**Your goal:** Return all lines from the listing below in which the string "Railway" occurs.

**Materials provided:**
- - - - - - -

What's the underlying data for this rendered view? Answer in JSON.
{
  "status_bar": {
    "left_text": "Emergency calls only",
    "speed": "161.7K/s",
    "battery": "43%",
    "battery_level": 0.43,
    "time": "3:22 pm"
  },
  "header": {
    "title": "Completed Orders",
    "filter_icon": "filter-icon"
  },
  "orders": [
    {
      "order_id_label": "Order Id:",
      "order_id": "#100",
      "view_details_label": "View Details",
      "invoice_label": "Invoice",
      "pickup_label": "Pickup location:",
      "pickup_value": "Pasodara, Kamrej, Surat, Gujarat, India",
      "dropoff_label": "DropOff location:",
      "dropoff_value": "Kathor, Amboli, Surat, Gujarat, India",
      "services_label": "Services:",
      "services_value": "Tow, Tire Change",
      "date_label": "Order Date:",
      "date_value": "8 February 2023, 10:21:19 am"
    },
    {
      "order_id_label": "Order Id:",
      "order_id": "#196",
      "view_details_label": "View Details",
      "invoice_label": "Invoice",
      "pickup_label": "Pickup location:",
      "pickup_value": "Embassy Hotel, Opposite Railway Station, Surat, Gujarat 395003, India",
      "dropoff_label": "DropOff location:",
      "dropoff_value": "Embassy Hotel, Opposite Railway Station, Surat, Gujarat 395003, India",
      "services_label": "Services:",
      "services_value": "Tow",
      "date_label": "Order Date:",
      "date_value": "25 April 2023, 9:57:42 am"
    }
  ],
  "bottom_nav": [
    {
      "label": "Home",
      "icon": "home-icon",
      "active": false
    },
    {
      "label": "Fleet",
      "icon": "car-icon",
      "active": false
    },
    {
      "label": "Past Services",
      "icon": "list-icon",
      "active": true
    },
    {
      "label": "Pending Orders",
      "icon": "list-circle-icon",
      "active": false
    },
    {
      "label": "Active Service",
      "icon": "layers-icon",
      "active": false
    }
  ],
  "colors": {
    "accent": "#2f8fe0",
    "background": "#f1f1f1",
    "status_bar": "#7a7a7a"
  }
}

- - - - - - -

**The result:**
      "pickup_value": "Embassy Hotel, Opposite Railway Station, Surat, Gujarat 395003, India",
      "dropoff_value": "Embassy Hotel, Opposite Railway Station, Surat, Gujarat 395003, India",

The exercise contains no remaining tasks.